Risikokompensation

Risikokompensation

Risikokompensation ist ein Begriff aus der Verkehrspsychologie und der Arbeitspsychologie. Beschrieben wird damit ein paradoxes Phänomen: Maßnahmen zur Erhöhung der Verkehrssicherheit oder der Arbeitssicherheit können ganz oder teilweise unwirksam oder sogar in ihr Gegenteil verkehrt werden, weil sich die Verkehrsteilnehmer bzw. Arbeitnehmer sicherer fühlen. Sie verhalten sich deswegen teils riskanter als zuvor oder sind riskanteren Aktionen anderer ausgesetzt, weil ein möglicher Unfall als weniger wahrscheinlich oder weniger schwer eingeschätzt wird. Die psychologischen Vorgänge spielen sich dabei oft unbewusst ab.

Auch bei Sportarten mit hohem Verletzungsrisiko sowie im Alltagsverhalten wurde Risikokompensation beobachtet.[1]

Inhaltsverzeichnis

Beispiele

  • Nach der Einführung von ABS in Kraftfahrzeugen mit unbestrittenen objektiven Vorteilen sind die Unfall-Zahlen bei ABS-Nutzern nicht zurückgegangen[2] und dann sogar gestiegen [3]. Erst später als die Systeme weit verbreitet und weniger beachtet wurden, konnte eine schwedische Studie einen statistischen Sicherheitsgewinn auf Schnee, aber nicht auf Asphalt, nachweisen [4].

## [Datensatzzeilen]
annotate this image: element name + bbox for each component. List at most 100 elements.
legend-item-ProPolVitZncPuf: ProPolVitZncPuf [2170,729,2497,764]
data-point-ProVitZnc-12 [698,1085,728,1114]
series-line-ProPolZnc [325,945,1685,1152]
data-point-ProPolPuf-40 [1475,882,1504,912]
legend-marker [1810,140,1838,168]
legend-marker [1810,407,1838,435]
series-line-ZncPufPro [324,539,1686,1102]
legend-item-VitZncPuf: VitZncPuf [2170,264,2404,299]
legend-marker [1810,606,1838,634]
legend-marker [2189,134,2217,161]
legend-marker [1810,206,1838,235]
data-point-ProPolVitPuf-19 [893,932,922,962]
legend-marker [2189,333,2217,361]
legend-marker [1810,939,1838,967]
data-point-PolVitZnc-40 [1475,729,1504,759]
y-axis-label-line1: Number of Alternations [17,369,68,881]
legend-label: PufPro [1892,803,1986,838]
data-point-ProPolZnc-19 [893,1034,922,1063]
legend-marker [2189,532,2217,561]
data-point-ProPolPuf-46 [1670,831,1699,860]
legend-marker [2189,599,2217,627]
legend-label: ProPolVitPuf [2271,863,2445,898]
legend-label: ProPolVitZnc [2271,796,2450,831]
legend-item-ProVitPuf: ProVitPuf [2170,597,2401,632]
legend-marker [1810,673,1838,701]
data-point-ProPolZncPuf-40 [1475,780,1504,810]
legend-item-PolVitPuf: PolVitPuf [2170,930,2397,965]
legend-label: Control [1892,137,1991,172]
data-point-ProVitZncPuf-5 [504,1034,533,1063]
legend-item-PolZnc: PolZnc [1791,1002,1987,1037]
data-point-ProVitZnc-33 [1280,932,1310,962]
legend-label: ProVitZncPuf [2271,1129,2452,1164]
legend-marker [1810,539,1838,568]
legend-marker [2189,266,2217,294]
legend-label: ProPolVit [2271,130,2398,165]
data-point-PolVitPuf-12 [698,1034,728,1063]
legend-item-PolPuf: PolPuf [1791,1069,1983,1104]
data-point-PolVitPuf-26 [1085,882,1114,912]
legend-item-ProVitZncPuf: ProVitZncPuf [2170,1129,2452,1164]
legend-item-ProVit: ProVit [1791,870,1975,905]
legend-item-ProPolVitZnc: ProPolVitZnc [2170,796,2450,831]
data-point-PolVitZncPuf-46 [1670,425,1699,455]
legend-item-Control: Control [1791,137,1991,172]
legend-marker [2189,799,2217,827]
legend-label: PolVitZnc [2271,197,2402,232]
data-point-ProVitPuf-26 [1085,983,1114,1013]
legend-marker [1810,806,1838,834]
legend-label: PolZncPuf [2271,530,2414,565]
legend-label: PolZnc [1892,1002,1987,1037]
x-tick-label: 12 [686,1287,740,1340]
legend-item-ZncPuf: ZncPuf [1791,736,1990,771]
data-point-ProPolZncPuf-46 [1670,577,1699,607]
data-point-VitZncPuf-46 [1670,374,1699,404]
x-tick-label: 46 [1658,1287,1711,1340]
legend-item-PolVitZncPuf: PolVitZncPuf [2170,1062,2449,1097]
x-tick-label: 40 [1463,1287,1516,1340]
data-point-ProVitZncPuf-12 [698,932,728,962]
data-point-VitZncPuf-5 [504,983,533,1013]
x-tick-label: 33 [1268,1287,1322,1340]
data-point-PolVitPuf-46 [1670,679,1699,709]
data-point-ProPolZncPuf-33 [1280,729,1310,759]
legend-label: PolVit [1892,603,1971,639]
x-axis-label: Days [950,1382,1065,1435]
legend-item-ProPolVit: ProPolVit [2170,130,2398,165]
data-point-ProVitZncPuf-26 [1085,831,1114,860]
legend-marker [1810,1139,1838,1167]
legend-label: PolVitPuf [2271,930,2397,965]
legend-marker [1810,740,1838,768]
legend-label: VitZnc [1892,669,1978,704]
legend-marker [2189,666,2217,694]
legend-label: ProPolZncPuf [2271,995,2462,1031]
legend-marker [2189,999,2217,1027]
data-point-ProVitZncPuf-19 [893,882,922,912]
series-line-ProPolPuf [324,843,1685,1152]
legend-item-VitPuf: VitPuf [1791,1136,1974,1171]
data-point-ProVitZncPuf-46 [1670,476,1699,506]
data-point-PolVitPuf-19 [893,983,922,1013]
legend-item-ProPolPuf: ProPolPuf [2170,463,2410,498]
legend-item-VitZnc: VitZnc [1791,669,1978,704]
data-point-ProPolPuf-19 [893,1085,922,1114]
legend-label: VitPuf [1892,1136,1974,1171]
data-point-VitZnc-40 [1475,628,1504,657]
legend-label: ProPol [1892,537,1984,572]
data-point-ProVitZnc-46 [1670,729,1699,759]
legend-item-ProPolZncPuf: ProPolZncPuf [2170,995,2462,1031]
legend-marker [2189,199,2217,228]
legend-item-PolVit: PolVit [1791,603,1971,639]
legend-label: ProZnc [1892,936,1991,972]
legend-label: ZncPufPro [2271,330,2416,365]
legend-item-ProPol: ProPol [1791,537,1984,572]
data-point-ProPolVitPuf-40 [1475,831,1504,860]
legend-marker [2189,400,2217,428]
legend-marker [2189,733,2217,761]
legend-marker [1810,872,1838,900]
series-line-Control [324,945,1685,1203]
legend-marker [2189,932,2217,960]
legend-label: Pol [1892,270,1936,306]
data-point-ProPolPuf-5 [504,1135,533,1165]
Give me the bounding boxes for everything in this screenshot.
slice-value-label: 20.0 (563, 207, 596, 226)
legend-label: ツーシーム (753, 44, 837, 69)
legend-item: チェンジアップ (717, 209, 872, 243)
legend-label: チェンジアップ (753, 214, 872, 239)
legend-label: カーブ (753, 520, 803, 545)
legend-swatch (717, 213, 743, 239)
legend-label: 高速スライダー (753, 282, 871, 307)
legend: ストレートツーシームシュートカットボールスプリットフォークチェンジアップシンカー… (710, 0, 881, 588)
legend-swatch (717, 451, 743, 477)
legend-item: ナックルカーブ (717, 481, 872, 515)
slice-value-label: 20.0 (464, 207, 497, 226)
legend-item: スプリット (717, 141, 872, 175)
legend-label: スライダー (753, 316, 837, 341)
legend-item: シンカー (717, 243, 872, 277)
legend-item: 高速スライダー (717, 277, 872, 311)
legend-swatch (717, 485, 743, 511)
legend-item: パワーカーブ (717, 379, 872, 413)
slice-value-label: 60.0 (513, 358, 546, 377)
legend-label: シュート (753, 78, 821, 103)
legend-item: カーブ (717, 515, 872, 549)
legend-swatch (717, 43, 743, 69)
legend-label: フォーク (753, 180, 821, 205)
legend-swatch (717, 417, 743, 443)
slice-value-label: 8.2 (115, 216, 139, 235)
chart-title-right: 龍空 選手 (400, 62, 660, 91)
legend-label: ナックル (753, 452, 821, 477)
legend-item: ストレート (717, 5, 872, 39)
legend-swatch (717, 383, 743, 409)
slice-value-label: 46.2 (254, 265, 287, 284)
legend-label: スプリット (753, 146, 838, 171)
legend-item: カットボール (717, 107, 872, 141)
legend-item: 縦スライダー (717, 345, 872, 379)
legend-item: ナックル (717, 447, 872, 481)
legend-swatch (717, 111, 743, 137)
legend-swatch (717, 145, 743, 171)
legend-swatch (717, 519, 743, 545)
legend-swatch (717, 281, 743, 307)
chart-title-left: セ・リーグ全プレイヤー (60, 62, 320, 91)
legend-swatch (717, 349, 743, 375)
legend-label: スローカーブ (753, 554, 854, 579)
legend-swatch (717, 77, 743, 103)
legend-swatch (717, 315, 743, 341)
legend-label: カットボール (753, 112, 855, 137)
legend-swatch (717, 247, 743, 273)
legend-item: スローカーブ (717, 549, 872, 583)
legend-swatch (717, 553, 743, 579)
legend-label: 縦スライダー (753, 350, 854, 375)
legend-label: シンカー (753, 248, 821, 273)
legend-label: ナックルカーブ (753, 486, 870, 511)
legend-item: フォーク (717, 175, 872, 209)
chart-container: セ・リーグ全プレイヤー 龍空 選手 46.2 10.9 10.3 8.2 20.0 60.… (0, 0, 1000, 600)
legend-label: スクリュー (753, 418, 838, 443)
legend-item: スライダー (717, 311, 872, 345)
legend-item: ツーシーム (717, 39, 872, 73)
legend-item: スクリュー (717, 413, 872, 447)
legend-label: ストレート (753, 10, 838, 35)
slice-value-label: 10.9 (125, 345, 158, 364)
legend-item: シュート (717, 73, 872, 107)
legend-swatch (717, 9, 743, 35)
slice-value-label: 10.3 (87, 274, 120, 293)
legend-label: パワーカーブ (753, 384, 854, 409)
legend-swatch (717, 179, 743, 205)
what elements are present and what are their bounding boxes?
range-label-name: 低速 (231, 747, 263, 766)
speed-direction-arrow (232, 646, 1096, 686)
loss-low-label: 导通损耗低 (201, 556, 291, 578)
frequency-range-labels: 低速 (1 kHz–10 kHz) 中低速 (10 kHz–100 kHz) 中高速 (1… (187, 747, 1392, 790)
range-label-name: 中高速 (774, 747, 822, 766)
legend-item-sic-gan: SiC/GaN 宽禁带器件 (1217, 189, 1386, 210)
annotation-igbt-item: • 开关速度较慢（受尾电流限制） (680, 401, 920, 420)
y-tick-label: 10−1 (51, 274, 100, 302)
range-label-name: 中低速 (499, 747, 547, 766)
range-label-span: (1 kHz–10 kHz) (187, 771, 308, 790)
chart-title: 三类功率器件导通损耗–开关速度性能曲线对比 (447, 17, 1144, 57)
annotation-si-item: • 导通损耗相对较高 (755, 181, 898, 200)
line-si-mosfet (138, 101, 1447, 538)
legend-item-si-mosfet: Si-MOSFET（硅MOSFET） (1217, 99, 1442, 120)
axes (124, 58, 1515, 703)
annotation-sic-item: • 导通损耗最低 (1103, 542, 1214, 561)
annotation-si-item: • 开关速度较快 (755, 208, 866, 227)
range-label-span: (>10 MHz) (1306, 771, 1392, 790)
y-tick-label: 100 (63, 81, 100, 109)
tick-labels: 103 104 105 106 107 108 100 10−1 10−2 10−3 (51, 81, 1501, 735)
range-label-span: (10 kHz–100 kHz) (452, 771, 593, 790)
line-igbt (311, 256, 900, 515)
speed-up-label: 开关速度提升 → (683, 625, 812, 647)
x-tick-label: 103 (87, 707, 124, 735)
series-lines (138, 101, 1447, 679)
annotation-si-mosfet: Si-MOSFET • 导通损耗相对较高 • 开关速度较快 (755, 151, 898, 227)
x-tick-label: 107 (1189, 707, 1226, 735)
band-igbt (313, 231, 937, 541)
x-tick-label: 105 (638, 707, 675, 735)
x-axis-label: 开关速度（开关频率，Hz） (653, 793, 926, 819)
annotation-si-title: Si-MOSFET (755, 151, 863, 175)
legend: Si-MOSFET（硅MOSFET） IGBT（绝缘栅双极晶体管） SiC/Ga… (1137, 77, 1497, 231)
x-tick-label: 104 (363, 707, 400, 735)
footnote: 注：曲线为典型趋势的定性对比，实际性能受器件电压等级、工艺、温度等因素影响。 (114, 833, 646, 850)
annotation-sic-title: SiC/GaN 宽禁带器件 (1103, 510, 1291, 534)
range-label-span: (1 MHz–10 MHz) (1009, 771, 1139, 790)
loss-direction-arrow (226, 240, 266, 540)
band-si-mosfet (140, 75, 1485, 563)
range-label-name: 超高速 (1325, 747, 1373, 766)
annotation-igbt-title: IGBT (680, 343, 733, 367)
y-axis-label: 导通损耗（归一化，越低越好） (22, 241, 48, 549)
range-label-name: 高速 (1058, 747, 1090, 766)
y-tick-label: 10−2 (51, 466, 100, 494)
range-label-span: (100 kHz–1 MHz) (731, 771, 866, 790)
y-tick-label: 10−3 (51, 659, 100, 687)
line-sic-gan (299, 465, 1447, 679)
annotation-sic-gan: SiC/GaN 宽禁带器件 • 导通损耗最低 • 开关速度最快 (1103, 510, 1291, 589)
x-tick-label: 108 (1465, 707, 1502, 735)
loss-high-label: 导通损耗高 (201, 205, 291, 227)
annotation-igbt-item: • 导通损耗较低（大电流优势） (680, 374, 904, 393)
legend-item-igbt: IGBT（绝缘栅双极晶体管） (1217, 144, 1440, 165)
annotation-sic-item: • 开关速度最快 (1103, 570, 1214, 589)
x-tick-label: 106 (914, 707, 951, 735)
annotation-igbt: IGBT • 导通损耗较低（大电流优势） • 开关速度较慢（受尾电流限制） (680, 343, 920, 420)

## [Aufgabenstellung]
Beantworte anhand des Textes über Risikokompensation:
(a) Aus welchen beiden Fachgebieten stammt der Begriff?
(b) In welchen zwei weiteren Bereichen wurde Risikokompensation laut Text ebenfalls beobachtet?
(c) Auf welchem Untergrund konnte die schwedische Studie einen Sicherheitsgewinn durch ABS nachweisen und auf welchem nicht?

## [Musterlösung]
(a) Aus der Verkehrspsychologie und der Arbeitspsychologie.
(b) Bei Sportarten mit hohem Verletzungsrisiko und im Alltagsverhalten.
(c) Auf Schnee ja, auf Asphalt nicht.